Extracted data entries
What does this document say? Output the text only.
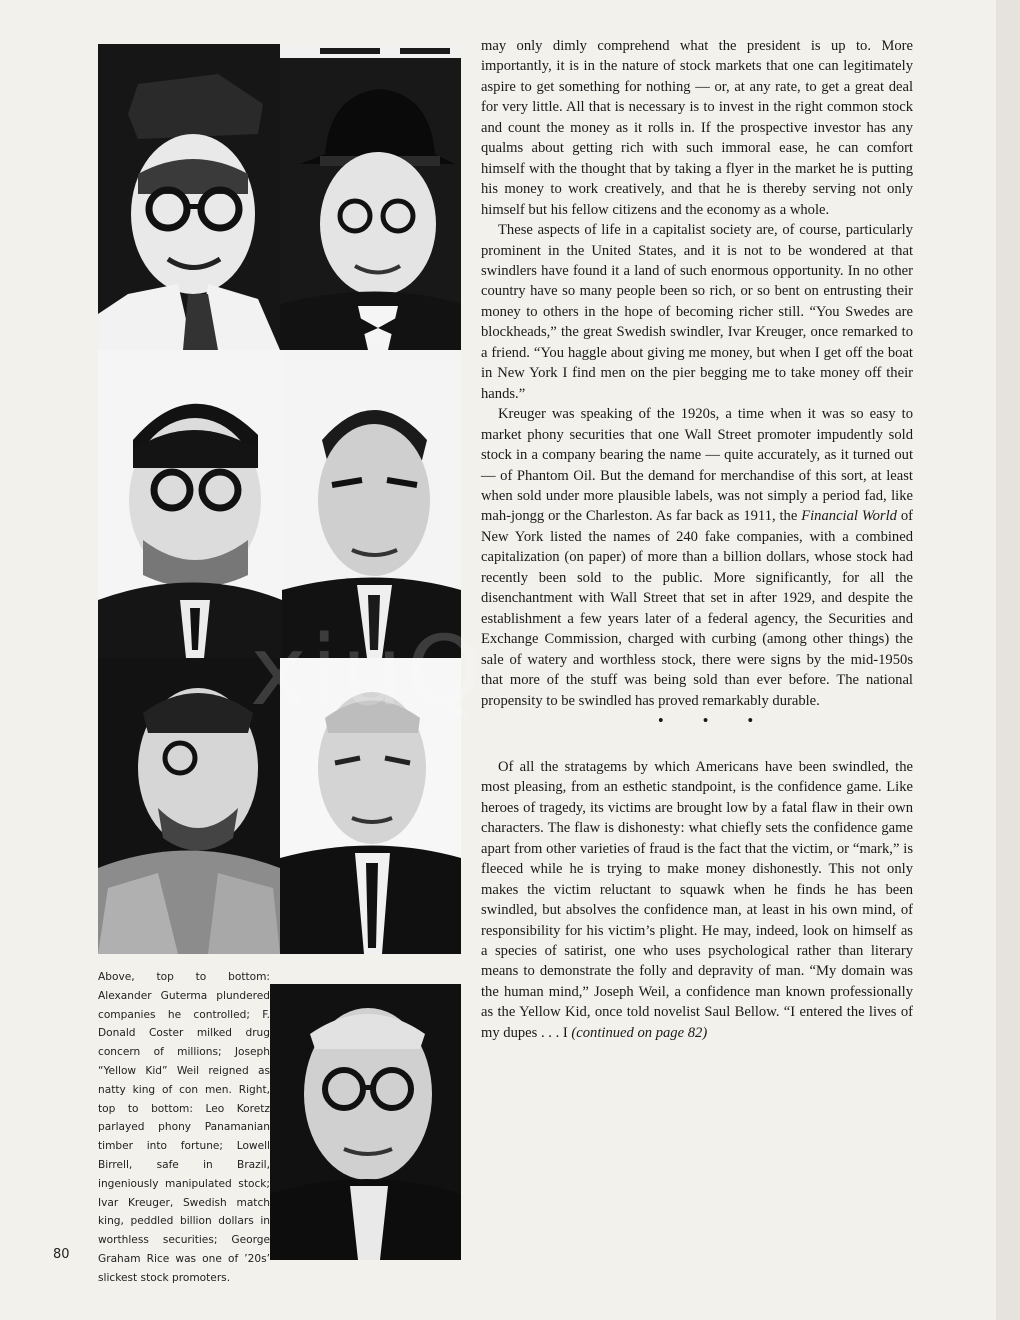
Above, top to bottom: Alexander Guterma plundered companies he controlled; F. Donald Coster milked drug concern of millions; Joseph “Yellow Kid” Weil reigned as natty king of con men. Right, top to bottom: Leo Koretz parlayed phony Panamanian timber into fortune; Lowell Birrell, safe in Brazil, ingeniously manipulated stock; Ivar Kreuger, Swedish match king, peddled billion dollars in worthless securities; George Graham Rice was one of ’20s’ slickest stock promoters.
80

may only dimly comprehend what the president is up to. More importantly, it is in the nature of stock markets that one can legitimately aspire to get something for nothing — or, at any rate, to get a great deal for very little. All that is necessary is to invest in the right common stock and count the money as it rolls in. If the prospective investor has any qualms about getting rich with such immoral ease, he can comfort himself with the thought that by taking a flyer in the market he is putting his money to work creatively, and that he is thereby serving not only himself but his fellow citizens and the economy as a whole.

These aspects of life in a capitalist society are, of course, particularly prominent in the United States, and it is not to be wondered at that swindlers have found it a land of such enormous opportunity. In no other country have so many people been so rich, or so bent on entrusting their money to others in the hope of becoming richer still. “You Swedes are blockheads,” the great Swedish swindler, Ivar Kreuger, once remarked to a friend. “You haggle about giving me money, but when I get off the boat in New York I find men on the pier begging me to take money off their hands.”

Kreuger was speaking of the 1920s, a time when it was so easy to market phony securities that one Wall Street promoter impudently sold stock in a company bearing the name — quite accurately, as it turned out — of Phantom Oil. But the demand for merchandise of this sort, at least when sold under more plausible labels, was not simply a period fad, like mah-jongg or the Charleston. As far back as 1911, the Financial World of New York listed the names of 240 fake companies, with a combined capitalization (on paper) of more than a billion dollars, whose stock had recently been sold to the public. More significantly, for all the disenchantment with Wall Street that set in after 1929, and despite the establishment a few years later of a federal agency, the Securities and Exchange Commission, charged with curbing (among other things) the sale of watery and worthless stock, there were signs by the mid-1950s that more of the stuff was being sold than ever before. The national propensity to be swindled has proved remarkably durable.

• • •

Of all the stratagems by which Americans have been swindled, the most pleasing, from an esthetic standpoint, is the confidence game. Like heroes of tragedy, its victims are brought low by a fatal flaw in their own characters. The flaw is dishonesty: what chiefly sets the confidence game apart from other varieties of fraud is the fact that the victim, or “mark,” is fleeced while he is trying to make money dishonestly. This not only makes the victim reluctant to squawk when he finds he has been swindled, but absolves the confidence man, at least in his own mind, of responsibility for his victim’s plight. He may, indeed, look on himself as a species of satirist, one who uses psychological rather than literary means to demonstrate the folly and depravity of man. “My domain was the human mind,” Joseph Weil, a confidence man known professionally as the Yellow Kid, once told novelist Saul Bellow. “I entered the lives of my dupes . . . I (continued on page 82)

__GIVEN PROBLEM__.
Make an exact copy of the data, leaving its pictures out.

__FINAL ANSWER__.
What does this document say? Output the text only.
Above, top to bottom: Alexander Guterma plundered companies he controlled; F. Donald Coster milked drug concern of millions; Joseph “Yellow Kid” Weil reigned as natty king of con men. Right, top to bottom: Leo Koretz parlayed phony Panamanian timber into fortune; Lowell Birrell, safe in Brazil, ingeniously manipulated stock; Ivar Kreuger, Swedish match king, peddled billion dollars in worthless securities; George Graham Rice was one of ’20s’ slickest stock promoters.
80

may only dimly comprehend what the president is up to. More importantly, it is in the nature of stock markets that one can legitimately aspire to get something for nothing — or, at any rate, to get a great deal for very little. All that is necessary is to invest in the right common stock and count the money as it rolls in. If the prospective investor has any qualms about getting rich with such immoral ease, he can comfort himself with the thought that by taking a flyer in the market he is putting his money to work creatively, and that he is thereby serving not only himself but his fellow citizens and the economy as a whole.

These aspects of life in a capitalist society are, of course, particularly prominent in the United States, and it is not to be wondered at that swindlers have found it a land of such enormous opportunity. In no other country have so many people been so rich, or so bent on entrusting their money to others in the hope of becoming richer still. “You Swedes are blockheads,” the great Swedish swindler, Ivar Kreuger, once remarked to a friend. “You haggle about giving me money, but when I get off the boat in New York I find men on the pier begging me to take money off their hands.”

Kreuger was speaking of the 1920s, a time when it was so easy to market phony securities that one Wall Street promoter impudently sold stock in a company bearing the name — quite accurately, as it turned out — of Phantom Oil. But the demand for merchandise of this sort, at least when sold under more plausible labels, was not simply a period fad, like mah-jongg or the Charleston. As far back as 1911, the Financial World of New York listed the names of 240 fake companies, with a combined capitalization (on paper) of more than a billion dollars, whose stock had recently been sold to the public. More significantly, for all the disenchantment with Wall Street that set in after 1929, and despite the establishment a few years later of a federal agency, the Securities and Exchange Commission, charged with curbing (among other things) the sale of watery and worthless stock, there were signs by the mid-1950s that more of the stuff was being sold than ever before. The national propensity to be swindled has proved remarkably durable.

• • •

Of all the stratagems by which Americans have been swindled, the most pleasing, from an esthetic standpoint, is the confidence game. Like heroes of tragedy, its victims are brought low by a fatal flaw in their own characters. The flaw is dishonesty: what chiefly sets the confidence game apart from other varieties of fraud is the fact that the victim, or “mark,” is fleeced while he is trying to make money dishonestly. This not only makes the victim reluctant to squawk when he finds he has been swindled, but absolves the confidence man, at least in his own mind, of responsibility for his victim’s plight. He may, indeed, look on himself as a species of satirist, one who uses psychological rather than literary means to demonstrate the folly and depravity of man. “My domain was the human mind,” Joseph Weil, a confidence man known professionally as the Yellow Kid, once told novelist Saul Bellow. “I entered the lives of my dupes . . . I (continued on page 82)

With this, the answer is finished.